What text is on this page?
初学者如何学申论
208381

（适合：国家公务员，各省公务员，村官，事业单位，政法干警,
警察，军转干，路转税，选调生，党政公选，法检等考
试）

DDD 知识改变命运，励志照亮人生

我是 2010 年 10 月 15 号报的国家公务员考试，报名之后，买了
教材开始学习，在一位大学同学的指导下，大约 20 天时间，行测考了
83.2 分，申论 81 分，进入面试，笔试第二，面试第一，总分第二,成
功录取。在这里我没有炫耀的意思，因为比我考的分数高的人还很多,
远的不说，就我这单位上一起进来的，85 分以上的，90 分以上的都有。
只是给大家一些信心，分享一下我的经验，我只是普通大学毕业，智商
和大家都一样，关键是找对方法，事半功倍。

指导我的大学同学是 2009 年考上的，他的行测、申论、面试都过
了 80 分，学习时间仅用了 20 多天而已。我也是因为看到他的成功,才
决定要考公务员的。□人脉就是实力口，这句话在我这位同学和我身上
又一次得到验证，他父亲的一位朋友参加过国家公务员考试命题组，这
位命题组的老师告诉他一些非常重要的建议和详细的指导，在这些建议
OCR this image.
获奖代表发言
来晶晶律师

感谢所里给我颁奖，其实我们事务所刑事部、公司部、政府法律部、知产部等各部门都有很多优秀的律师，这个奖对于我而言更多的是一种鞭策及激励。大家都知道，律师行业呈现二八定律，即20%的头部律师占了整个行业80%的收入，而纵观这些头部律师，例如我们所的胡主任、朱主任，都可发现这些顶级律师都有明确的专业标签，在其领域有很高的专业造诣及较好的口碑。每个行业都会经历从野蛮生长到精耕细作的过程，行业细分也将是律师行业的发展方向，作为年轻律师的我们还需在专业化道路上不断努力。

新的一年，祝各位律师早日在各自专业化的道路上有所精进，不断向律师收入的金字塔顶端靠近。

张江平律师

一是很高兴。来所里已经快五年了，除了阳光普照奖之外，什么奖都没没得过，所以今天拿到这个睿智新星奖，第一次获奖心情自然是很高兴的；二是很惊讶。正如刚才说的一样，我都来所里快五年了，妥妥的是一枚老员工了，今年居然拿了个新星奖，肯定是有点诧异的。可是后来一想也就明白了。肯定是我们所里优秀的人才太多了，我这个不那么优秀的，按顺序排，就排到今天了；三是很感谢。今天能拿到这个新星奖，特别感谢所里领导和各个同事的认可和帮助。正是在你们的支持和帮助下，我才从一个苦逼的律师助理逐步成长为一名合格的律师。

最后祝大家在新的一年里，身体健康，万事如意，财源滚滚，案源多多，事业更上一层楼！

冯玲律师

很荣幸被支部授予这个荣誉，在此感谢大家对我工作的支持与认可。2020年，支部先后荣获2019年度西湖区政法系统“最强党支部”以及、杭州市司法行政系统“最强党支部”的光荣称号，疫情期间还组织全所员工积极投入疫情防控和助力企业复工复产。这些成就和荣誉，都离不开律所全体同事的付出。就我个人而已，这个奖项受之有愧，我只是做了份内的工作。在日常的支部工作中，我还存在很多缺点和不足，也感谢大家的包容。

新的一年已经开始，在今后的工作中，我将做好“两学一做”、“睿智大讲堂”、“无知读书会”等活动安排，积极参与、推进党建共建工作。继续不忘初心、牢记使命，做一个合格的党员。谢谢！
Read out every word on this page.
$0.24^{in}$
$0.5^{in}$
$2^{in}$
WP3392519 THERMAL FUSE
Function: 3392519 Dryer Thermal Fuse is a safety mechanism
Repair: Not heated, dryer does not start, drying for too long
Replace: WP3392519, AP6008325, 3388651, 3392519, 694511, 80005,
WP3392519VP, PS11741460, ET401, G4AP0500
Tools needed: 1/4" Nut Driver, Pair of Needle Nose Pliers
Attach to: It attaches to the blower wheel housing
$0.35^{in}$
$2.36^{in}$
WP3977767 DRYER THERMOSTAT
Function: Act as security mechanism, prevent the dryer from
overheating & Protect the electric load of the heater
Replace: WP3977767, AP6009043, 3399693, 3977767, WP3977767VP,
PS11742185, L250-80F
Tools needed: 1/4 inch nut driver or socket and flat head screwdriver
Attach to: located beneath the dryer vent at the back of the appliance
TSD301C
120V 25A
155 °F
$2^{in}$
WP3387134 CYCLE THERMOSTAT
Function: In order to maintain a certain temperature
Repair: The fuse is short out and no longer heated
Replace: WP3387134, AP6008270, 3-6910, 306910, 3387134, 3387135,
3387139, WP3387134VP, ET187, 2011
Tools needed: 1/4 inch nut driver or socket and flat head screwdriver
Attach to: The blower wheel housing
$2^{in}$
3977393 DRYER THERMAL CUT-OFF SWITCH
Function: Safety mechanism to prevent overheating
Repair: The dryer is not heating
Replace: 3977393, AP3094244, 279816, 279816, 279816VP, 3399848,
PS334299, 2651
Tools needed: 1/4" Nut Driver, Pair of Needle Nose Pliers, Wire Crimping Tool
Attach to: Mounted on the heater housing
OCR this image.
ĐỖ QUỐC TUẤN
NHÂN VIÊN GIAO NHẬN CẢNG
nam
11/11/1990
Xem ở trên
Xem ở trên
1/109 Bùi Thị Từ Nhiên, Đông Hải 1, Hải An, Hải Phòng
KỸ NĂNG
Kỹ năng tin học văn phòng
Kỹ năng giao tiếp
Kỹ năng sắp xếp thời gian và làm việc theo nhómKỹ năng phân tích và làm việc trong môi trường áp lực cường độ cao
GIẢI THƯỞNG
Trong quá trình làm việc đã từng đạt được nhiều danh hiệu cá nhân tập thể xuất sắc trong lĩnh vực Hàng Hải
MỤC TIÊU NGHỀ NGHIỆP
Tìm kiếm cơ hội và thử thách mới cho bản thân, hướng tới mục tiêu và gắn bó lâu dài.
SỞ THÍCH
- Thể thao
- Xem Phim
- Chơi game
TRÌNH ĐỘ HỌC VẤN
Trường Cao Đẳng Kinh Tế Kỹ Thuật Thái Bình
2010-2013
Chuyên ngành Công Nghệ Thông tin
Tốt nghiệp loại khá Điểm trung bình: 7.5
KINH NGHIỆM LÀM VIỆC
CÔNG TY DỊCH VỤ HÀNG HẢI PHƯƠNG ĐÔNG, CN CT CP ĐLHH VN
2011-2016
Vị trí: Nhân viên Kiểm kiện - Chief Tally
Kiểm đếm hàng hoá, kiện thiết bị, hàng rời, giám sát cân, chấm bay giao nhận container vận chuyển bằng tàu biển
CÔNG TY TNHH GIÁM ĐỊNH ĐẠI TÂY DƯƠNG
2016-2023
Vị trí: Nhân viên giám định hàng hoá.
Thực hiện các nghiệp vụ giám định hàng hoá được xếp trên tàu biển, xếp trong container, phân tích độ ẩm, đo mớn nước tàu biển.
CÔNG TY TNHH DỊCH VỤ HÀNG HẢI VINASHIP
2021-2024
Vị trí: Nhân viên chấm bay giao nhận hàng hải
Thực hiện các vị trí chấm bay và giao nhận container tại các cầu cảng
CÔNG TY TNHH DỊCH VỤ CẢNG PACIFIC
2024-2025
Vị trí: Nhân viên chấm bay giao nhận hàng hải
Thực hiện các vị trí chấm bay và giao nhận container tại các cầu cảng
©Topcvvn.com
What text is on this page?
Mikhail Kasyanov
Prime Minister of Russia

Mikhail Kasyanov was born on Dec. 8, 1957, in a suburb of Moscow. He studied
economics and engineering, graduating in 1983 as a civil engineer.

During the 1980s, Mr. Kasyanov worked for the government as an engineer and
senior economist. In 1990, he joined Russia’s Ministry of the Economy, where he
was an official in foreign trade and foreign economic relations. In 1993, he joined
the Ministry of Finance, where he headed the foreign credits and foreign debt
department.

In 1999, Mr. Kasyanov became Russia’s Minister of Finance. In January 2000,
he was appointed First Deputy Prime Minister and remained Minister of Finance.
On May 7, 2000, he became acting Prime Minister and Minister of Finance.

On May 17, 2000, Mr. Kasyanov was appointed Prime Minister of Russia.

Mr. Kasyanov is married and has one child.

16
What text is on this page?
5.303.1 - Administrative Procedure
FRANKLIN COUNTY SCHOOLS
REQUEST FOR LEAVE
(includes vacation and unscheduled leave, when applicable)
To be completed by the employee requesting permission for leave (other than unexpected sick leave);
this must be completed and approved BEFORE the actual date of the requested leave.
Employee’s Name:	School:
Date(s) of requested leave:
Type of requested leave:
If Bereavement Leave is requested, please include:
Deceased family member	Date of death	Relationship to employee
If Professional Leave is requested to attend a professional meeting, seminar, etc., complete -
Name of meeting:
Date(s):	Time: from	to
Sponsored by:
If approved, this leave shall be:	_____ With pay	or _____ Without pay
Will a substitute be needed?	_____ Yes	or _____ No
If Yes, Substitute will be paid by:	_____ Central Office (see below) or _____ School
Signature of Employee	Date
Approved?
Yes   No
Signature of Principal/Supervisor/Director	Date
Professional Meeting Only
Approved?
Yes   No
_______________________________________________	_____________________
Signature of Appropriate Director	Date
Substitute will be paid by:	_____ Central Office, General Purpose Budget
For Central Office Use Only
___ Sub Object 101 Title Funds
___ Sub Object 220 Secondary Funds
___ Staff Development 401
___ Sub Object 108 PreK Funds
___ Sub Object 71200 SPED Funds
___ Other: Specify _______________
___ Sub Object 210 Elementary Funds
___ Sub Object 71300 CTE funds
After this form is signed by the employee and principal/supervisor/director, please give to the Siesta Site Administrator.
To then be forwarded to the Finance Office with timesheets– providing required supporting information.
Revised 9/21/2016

+ + + + +

## SET TASK
Each line above that includes "foreign" should be shown.

## FINAL RESULT
was an official in foreign trade and foreign economic relations. In 1993, he joined
the Ministry of Finance, where he headed the foreign credits and foreign debt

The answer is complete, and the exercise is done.